Ausgangstext:

===============

Die Transalp steht vorne auf einem 21-Zoll-Rad, hinten sind es 18 Zoll – Dimensionen, die den Enduristen erfreuen, aber eigentlich nicht im Verdacht stehen, die Handlichkeit auf Asphalt zu fördern. Umso überraschender, dass sich die Honda auf der Straße nie störrisch benimmt oder nachdrücklich in Schräglage gezwungen werden müsste. So kann sie selbst Reiseenduros mit erheblich mehr Hubraum und Leistung folgen. Auf Alpenpässe mit vielen engen Kurven ohne nennenswerte Geraden dazwischen ist sie sogar schneller, weil sie einen Zentner weniger zu wuchten hat. Dabei hilft ein an unserer Testmaschine installierter Quickshifter (350 Euro Aufpreis), der Gangwechsel in beide Richtungen ohne Kupplungseinsatz ermöglicht. Auch mit optionalen Koffern gehört die Transalp zu den ganz flotten Kandidaten in den Bergen.

===============

Extrahierte Daten:
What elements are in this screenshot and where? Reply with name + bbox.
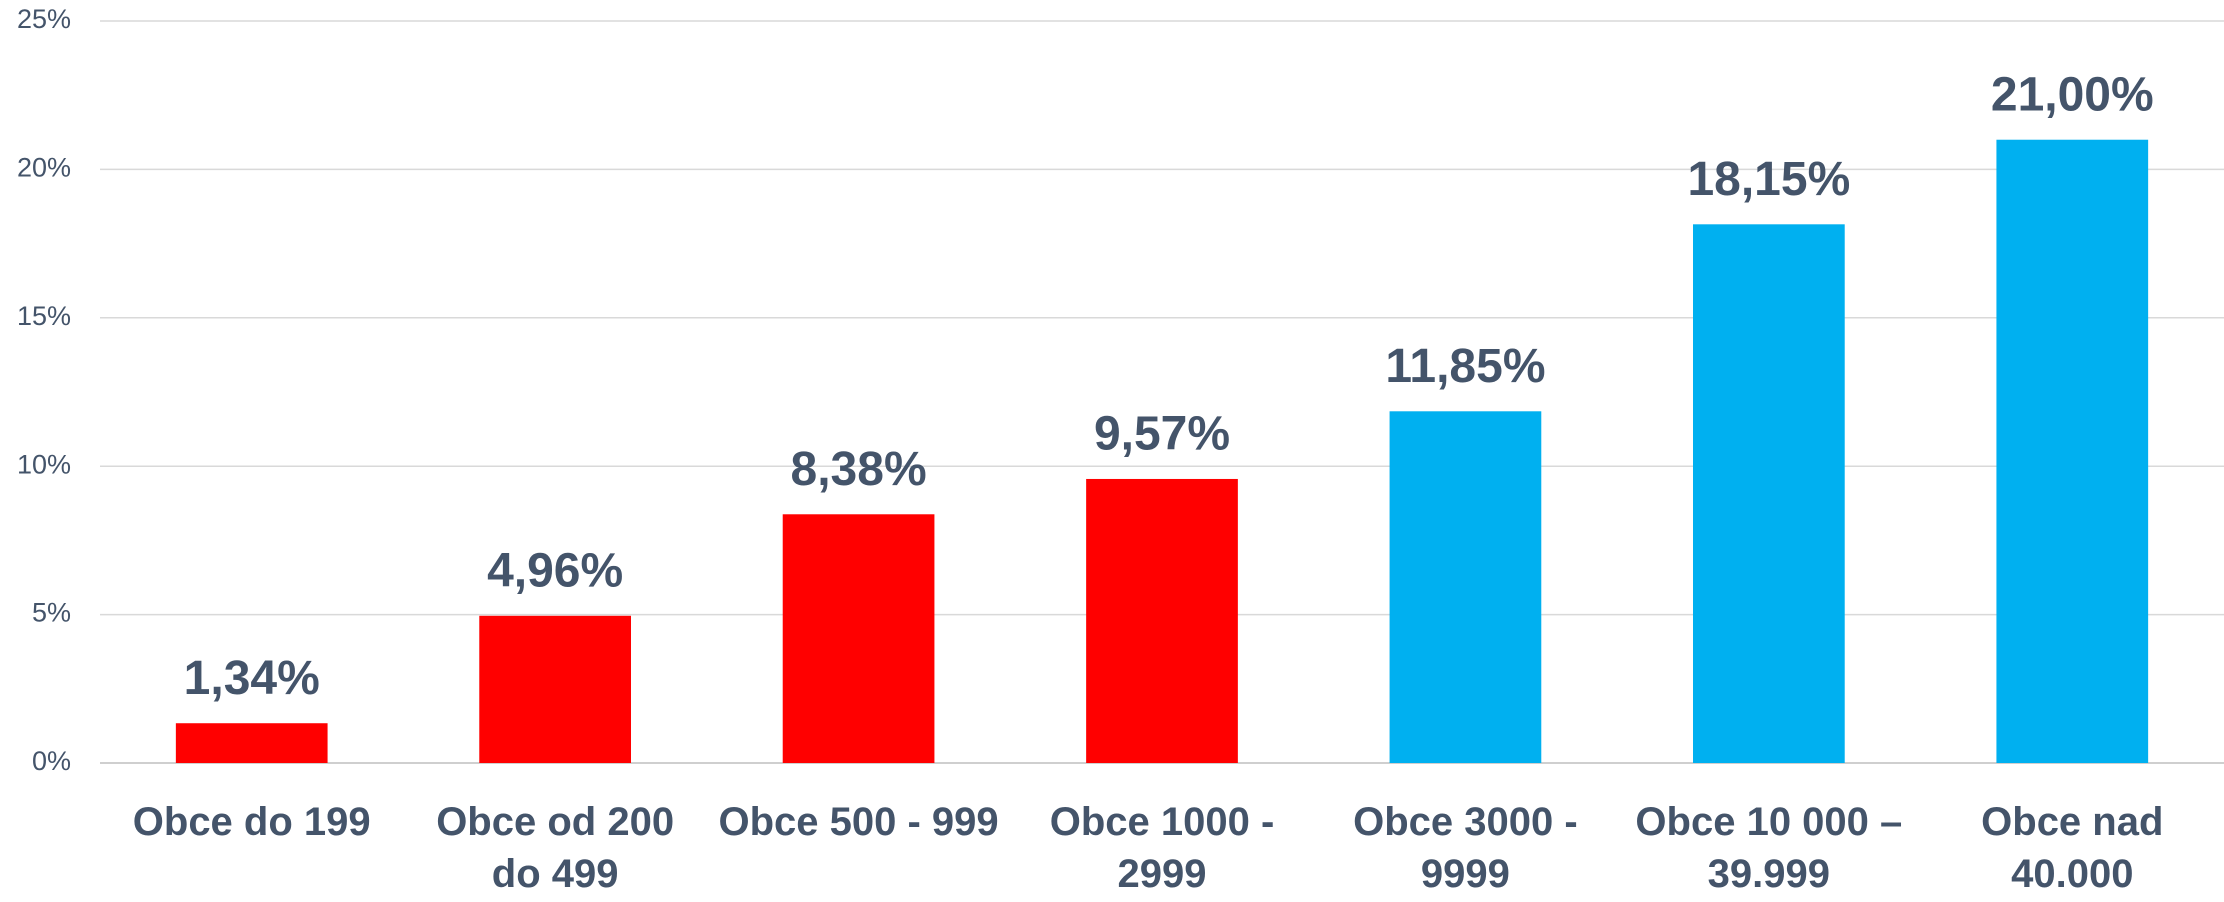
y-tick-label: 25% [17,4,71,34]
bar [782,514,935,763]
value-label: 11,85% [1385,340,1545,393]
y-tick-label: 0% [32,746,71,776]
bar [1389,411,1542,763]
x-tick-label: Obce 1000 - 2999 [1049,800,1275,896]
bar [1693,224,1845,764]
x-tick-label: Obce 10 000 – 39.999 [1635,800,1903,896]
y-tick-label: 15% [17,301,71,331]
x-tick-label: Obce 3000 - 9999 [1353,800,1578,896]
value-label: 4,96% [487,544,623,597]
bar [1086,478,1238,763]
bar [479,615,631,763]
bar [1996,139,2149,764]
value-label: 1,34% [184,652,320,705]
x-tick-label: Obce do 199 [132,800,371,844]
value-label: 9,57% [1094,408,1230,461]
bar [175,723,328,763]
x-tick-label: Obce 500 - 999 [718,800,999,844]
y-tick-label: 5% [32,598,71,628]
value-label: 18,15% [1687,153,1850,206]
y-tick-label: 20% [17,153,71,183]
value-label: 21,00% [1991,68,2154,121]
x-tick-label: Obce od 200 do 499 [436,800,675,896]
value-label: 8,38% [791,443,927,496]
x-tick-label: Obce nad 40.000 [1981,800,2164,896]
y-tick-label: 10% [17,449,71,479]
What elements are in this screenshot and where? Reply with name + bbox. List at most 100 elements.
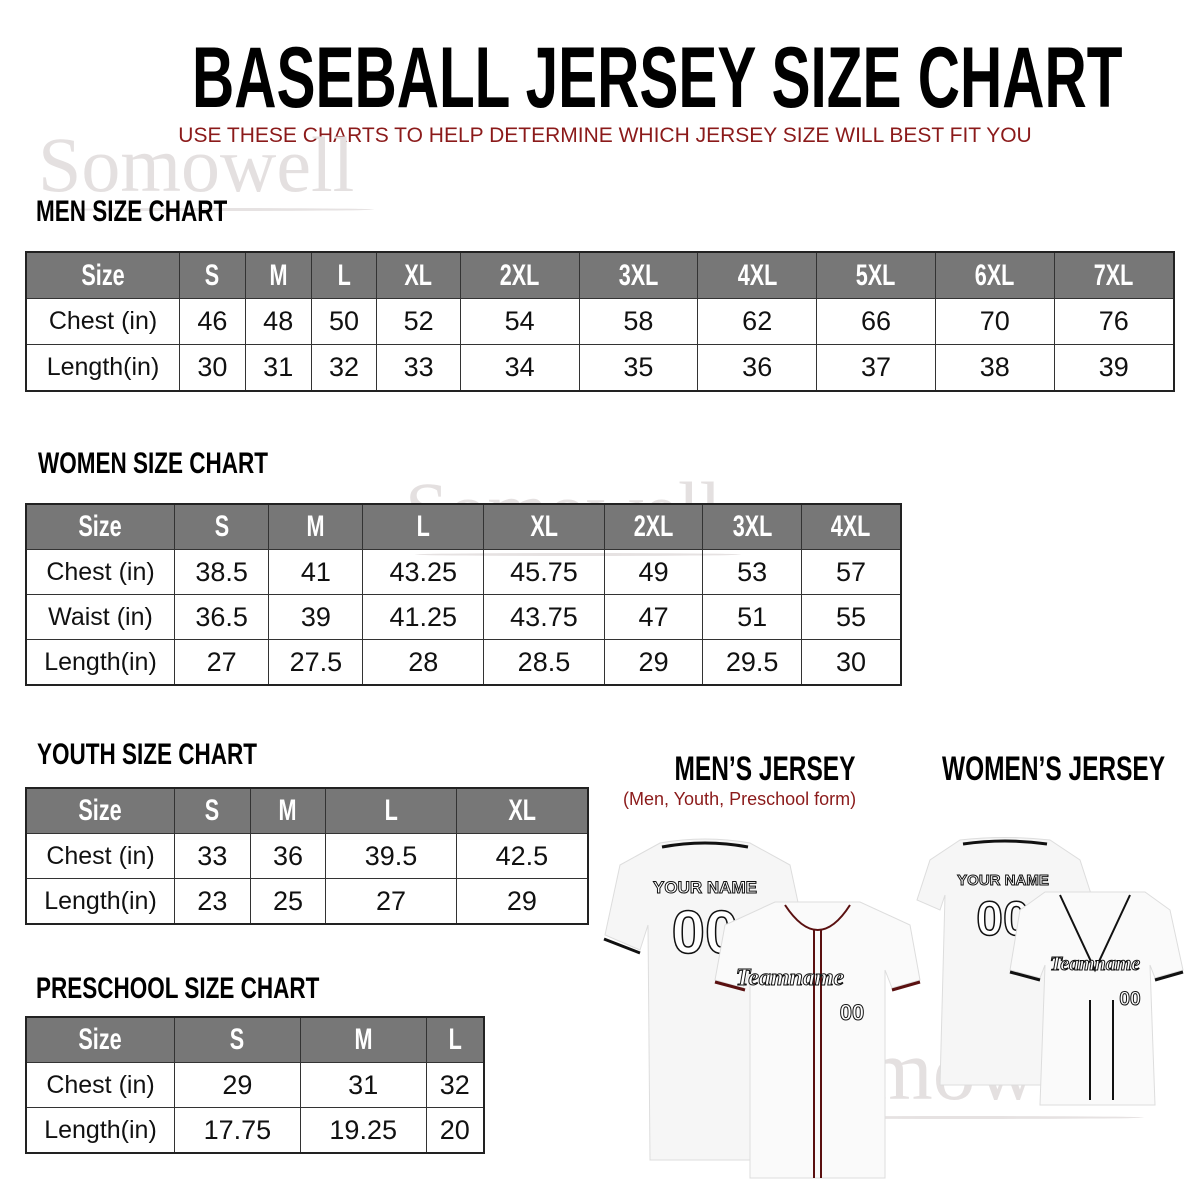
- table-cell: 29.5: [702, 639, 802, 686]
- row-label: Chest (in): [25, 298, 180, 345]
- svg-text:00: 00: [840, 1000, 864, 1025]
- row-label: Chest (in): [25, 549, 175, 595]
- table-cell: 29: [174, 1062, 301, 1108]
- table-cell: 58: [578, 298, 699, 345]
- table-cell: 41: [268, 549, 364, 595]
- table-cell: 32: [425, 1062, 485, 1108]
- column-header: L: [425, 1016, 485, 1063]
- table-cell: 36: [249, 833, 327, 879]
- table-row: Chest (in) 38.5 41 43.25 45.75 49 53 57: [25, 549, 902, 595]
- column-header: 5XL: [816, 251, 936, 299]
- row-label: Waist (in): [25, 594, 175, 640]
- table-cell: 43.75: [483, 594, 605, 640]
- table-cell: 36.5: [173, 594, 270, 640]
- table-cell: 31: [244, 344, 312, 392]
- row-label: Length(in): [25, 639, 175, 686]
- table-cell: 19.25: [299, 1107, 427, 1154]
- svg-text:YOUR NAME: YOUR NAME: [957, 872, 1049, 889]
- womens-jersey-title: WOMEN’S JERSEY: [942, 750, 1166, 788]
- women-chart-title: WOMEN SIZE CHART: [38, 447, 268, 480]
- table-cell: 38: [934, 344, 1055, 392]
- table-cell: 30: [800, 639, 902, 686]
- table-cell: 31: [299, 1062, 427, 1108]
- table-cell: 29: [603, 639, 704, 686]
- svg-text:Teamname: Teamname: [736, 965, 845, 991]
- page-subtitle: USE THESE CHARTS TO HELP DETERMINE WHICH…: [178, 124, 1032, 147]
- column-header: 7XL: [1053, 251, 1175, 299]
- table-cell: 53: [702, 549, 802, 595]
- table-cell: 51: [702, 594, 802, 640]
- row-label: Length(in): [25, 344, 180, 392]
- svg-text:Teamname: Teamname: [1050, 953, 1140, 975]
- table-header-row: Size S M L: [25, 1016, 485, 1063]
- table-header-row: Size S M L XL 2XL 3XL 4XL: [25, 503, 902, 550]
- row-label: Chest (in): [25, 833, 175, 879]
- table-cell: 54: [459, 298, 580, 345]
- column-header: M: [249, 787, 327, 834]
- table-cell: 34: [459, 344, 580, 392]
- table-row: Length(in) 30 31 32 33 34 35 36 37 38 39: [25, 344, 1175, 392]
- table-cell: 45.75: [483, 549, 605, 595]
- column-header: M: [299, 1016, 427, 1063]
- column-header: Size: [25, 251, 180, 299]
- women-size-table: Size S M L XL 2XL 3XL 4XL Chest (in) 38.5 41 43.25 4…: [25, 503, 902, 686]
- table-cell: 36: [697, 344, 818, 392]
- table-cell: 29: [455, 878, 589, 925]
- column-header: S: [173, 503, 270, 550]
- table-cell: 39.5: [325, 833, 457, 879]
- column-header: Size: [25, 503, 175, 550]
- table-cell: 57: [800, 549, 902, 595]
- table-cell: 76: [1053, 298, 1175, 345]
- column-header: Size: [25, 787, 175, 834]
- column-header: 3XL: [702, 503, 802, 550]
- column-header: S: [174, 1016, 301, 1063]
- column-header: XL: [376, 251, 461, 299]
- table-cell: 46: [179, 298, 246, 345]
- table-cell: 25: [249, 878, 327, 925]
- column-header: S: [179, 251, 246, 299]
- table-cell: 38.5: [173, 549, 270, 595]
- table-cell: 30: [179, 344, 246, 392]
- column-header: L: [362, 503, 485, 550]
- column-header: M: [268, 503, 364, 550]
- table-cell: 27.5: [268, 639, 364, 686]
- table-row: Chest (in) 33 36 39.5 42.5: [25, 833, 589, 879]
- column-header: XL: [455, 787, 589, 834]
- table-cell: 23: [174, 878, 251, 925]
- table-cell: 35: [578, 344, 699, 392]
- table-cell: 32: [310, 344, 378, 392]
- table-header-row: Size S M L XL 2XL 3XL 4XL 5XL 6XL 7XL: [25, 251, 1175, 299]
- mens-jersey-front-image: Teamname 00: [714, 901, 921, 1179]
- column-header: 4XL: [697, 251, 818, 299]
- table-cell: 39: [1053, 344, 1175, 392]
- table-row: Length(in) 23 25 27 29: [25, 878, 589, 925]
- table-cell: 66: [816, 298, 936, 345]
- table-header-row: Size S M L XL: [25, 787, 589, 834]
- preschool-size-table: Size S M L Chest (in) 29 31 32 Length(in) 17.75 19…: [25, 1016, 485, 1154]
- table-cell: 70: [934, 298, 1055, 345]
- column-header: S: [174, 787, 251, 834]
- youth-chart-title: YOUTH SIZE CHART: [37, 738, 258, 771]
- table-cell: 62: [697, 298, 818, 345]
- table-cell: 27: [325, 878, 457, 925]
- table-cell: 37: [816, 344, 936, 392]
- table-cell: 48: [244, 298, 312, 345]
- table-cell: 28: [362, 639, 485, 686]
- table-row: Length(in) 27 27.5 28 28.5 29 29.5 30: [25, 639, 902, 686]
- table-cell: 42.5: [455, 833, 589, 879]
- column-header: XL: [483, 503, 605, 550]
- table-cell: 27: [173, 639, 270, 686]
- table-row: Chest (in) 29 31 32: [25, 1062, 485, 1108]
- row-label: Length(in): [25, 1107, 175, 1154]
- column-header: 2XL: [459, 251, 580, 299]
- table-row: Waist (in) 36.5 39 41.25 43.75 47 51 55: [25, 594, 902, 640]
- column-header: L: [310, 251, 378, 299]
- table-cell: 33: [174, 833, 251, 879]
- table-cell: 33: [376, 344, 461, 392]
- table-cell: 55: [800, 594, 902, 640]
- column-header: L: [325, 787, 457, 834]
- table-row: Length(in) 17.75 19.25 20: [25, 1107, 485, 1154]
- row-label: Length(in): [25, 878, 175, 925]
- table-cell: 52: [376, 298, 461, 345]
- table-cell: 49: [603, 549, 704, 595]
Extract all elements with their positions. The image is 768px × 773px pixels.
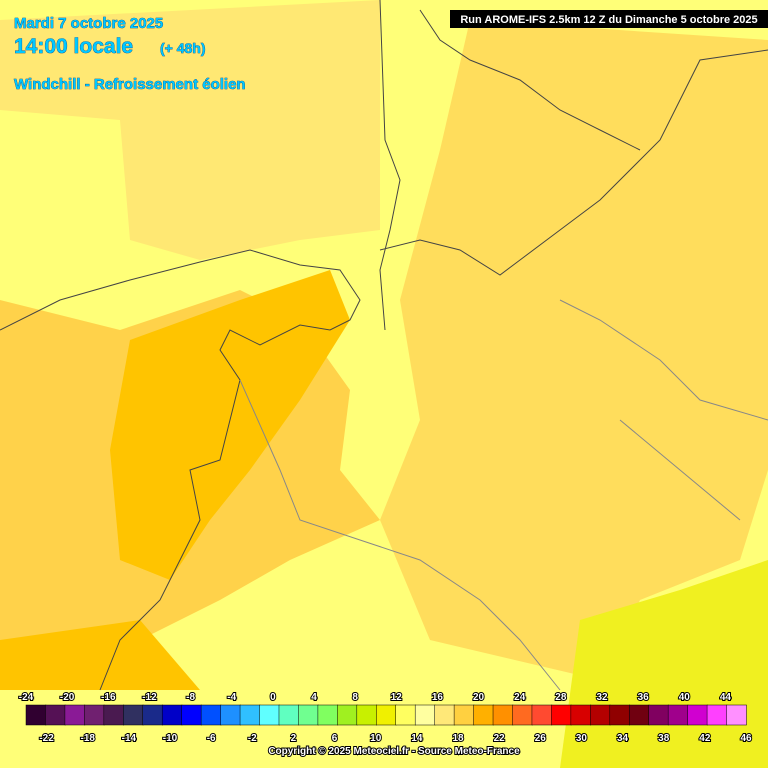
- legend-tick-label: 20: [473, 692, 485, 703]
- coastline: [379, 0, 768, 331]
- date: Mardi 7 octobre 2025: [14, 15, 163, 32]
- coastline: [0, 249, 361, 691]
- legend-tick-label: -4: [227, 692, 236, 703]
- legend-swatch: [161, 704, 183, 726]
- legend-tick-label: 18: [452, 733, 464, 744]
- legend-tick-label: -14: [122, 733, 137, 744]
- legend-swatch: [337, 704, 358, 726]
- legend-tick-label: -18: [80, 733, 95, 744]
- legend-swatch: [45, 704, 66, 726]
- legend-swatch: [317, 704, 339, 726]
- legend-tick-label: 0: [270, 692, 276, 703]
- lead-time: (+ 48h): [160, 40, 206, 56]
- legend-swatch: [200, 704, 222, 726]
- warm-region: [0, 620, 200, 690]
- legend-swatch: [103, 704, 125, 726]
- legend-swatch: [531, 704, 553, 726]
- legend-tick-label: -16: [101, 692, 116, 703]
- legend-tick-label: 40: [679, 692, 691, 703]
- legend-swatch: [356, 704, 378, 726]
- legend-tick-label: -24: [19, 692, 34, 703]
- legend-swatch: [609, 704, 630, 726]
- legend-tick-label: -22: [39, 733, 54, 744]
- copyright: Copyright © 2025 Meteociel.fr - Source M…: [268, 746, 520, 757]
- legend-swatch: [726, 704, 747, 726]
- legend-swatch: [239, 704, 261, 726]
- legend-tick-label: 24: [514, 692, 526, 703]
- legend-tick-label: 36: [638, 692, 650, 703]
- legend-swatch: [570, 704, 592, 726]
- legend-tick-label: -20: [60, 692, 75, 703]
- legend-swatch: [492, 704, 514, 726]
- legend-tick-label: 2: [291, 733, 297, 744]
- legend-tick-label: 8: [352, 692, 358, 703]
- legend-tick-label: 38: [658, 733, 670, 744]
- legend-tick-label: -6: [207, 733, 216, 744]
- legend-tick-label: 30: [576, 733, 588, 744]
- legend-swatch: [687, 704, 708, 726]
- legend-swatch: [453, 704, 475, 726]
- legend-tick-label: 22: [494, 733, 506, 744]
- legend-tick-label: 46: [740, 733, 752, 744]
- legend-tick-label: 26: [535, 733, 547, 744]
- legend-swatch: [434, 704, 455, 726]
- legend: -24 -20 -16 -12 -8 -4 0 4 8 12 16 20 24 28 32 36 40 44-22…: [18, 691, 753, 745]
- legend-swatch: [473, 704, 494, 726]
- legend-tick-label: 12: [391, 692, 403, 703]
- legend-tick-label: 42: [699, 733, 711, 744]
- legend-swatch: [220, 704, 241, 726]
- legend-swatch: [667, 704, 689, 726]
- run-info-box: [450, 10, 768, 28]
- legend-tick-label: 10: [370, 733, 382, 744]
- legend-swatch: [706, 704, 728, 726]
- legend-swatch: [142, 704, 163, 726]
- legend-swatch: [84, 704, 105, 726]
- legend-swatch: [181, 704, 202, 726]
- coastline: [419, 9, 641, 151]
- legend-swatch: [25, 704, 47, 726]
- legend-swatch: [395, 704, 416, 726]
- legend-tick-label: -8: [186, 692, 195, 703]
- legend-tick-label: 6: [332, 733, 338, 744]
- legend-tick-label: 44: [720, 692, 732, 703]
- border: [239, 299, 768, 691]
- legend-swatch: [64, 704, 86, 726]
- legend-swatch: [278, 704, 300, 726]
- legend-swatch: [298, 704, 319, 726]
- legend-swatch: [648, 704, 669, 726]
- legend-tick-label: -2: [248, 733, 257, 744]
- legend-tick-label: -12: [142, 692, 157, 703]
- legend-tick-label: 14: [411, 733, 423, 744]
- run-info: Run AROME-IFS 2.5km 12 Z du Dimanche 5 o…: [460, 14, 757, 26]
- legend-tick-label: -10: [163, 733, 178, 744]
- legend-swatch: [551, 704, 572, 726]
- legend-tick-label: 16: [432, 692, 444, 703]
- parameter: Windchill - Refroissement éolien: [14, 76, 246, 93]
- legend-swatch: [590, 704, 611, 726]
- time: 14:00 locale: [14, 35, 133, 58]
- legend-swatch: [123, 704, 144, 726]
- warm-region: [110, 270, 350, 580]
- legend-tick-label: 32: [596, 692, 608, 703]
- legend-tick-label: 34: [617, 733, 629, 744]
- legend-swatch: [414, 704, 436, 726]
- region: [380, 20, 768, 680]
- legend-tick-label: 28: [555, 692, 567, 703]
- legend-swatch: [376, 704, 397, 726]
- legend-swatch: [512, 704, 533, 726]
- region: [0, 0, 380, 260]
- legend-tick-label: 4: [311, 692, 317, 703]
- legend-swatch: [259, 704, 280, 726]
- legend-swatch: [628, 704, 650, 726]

===============

Wiederhole bitte den Text über die Honda Transalp vollständig und Wort für Wort. Die Daten spielen hierfür keine Rolle.

Ausgabe:
Die Transalp steht vorne auf einem 21-Zoll-Rad, hinten sind es 18 Zoll – Dimensionen, die den Enduristen erfreuen, aber eigentlich nicht im Verdacht stehen, die Handlichkeit auf Asphalt zu fördern. Umso überraschender, dass sich die Honda auf der Straße nie störrisch benimmt oder nachdrücklich in Schräglage gezwungen werden müsste. So kann sie selbst Reiseenduros mit erheblich mehr Hubraum und Leistung folgen. Auf Alpenpässe mit vielen engen Kurven ohne nennenswerte Geraden dazwischen ist sie sogar schneller, weil sie einen Zentner weniger zu wuchten hat. Dabei hilft ein an unserer Testmaschine installierter Quickshifter (350 Euro Aufpreis), der Gangwechsel in beide Richtungen ohne Kupplungseinsatz ermöglicht. Auch mit optionalen Koffern gehört die Transalp zu den ganz flotten Kandidaten in den Bergen.